# [TASK STATEMENT]
Every line that contains the word "Does" should be copied.
--- Begin ---
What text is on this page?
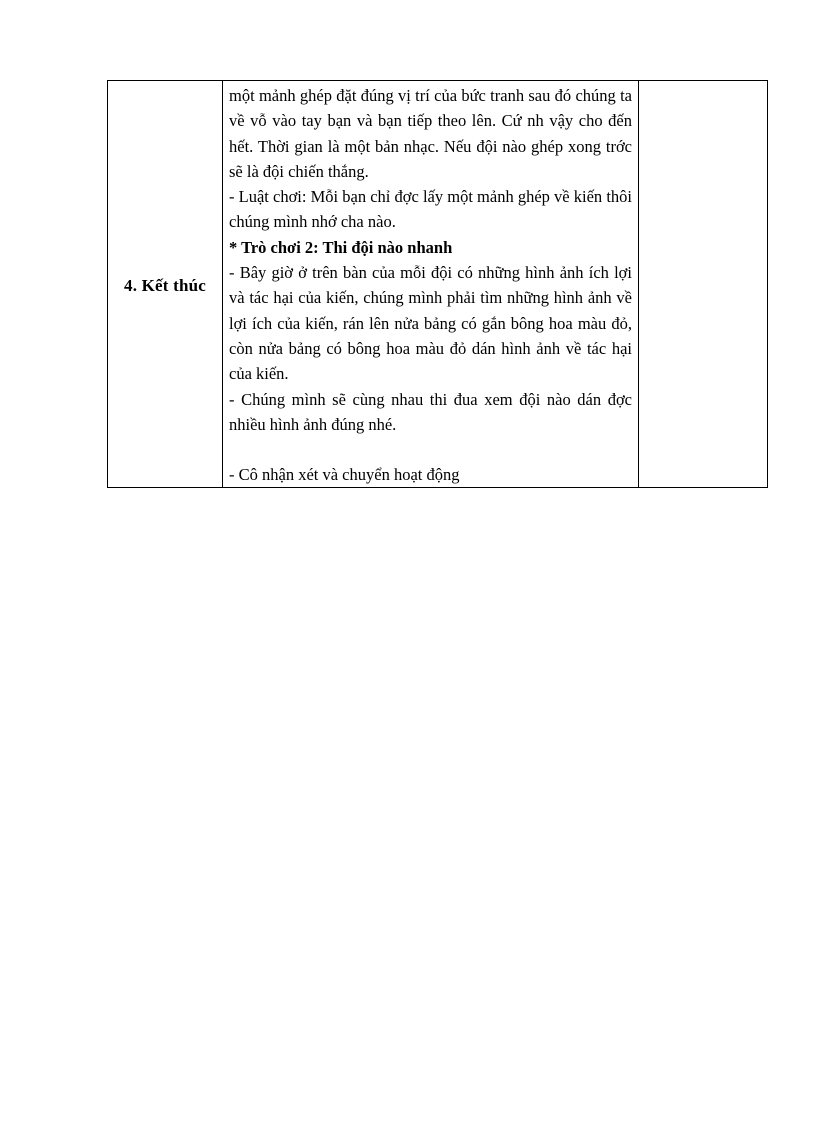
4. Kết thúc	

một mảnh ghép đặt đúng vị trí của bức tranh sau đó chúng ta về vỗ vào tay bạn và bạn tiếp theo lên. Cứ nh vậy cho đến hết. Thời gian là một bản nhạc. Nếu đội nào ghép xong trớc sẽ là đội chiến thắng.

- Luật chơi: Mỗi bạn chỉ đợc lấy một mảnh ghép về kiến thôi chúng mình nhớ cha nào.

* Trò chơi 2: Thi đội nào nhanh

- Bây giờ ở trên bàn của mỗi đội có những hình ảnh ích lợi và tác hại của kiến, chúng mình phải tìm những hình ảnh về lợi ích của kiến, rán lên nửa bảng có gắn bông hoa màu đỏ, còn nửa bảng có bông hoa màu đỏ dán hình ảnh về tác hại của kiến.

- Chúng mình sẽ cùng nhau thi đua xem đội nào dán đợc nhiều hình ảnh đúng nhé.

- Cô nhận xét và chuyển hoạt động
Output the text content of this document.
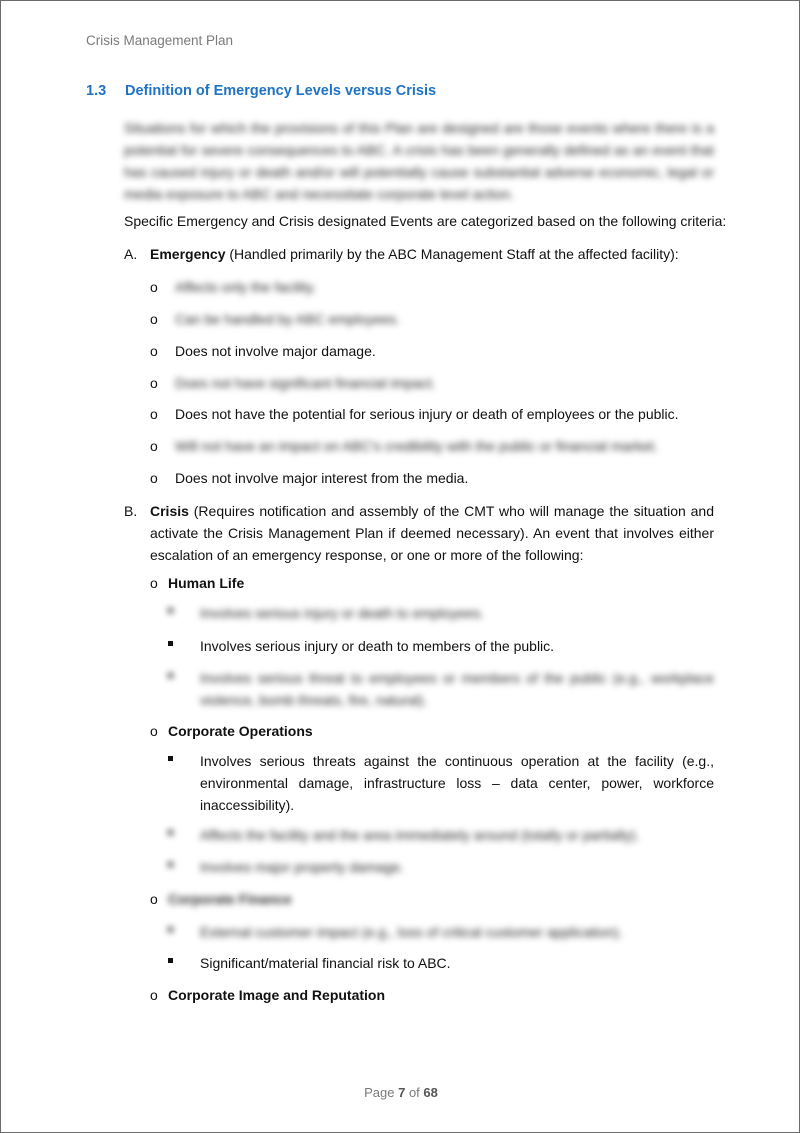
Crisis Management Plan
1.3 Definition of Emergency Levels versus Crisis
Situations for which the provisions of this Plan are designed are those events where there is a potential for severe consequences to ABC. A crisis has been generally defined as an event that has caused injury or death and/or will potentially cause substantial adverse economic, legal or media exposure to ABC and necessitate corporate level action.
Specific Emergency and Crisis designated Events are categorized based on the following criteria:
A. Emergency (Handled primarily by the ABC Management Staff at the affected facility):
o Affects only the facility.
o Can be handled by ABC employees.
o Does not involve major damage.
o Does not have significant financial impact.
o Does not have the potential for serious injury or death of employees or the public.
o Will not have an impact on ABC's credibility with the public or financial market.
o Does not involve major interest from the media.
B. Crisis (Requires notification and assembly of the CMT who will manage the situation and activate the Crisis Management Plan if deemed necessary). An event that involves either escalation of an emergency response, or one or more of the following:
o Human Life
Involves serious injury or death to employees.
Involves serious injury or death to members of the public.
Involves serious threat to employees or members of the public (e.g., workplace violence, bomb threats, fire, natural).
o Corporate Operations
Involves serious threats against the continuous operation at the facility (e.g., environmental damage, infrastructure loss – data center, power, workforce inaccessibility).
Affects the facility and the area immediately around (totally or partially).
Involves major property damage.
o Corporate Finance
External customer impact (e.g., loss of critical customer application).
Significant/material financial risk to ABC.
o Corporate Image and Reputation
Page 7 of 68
--- End ---
# [WORKED ANSWER]
o Does not involve major damage.
o Does not have significant financial impact.
o Does not have the potential for serious injury or death of employees or the public.
o Does not involve major interest from the media.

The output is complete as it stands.